┌────────
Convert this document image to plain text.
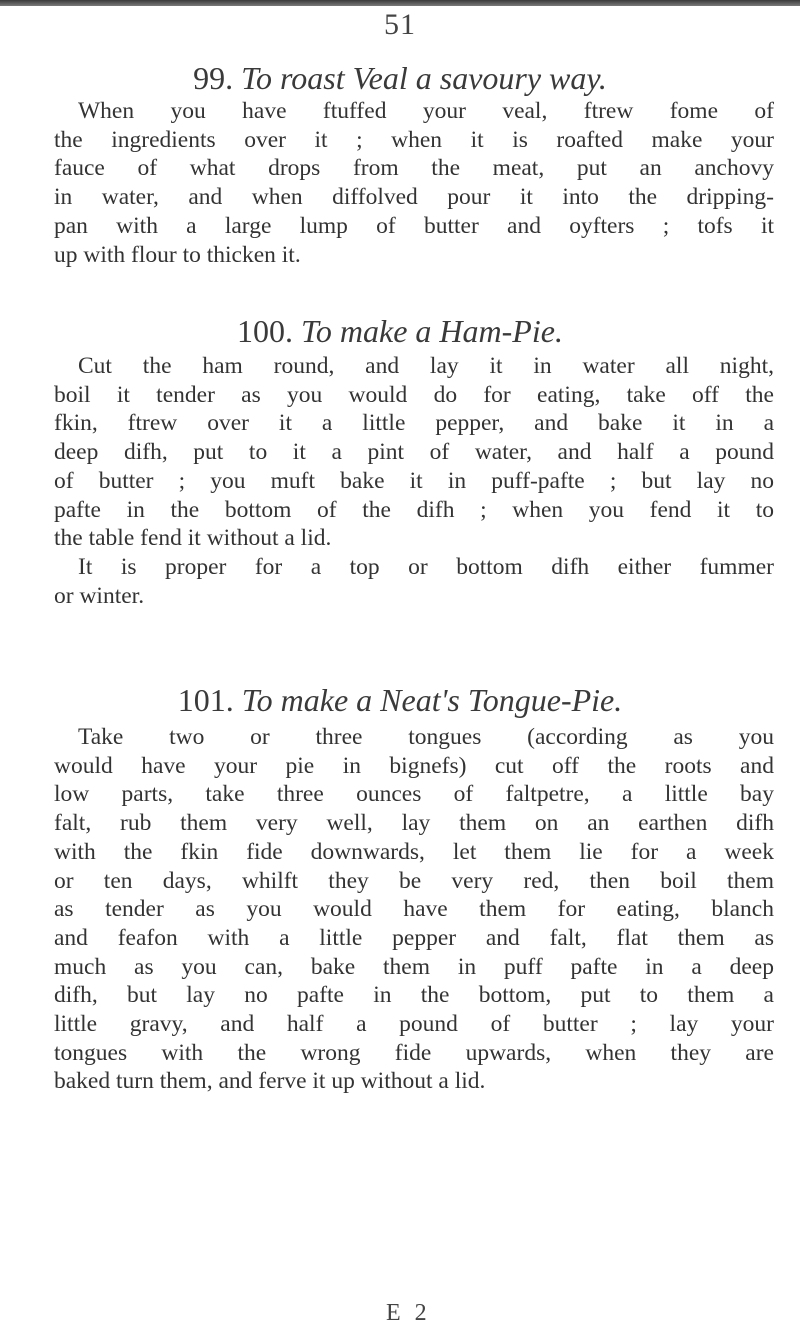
51
99. To roast Veal a savoury way.

When you have ftuffed your veal, ftrew fome of

the ingredients over it ; when it is roafted make your

fauce of what drops from the meat, put an anchovy

in water, and when diffolved pour it into the dripping-

pan with a large lump of butter and oyfters ; tofs it

up with flour to thicken it.

100. To make a Ham-Pie.

Cut the ham round, and lay it in water all night,

boil it tender as you would do for eating, take off the

fkin, ftrew over it a little pepper, and bake it in a

deep difh, put to it a pint of water, and half a pound

of butter ; you muft bake it in puff-pafte ; but lay no

pafte in the bottom of the difh ; when you fend it to

the table fend it without a lid.

It is proper for a top or bottom difh either fummer

or winter.

101. To make a Neat's Tongue-Pie.

Take two or three tongues (according as you

would have your pie in bignefs) cut off the roots and

low parts, take three ounces of faltpetre, a little bay

falt, rub them very well, lay them on an earthen difh

with the fkin fide downwards, let them lie for a week

or ten days, whilft they be very red, then boil them

as tender as you would have them for eating, blanch

and feafon with a little pepper and falt, flat them as

much as you can, bake them in puff pafte in a deep

difh, but lay no pafte in the bottom, put to them a

little gravy, and half a pound of butter ; lay your

tongues with the wrong fide upwards, when they are

baked turn them, and ferve it up without a lid.

E 2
└────────
## TASK BRIEF
Only the number is wanted: how many lines of these entries contain the string "butter"?

## RESPONSE
3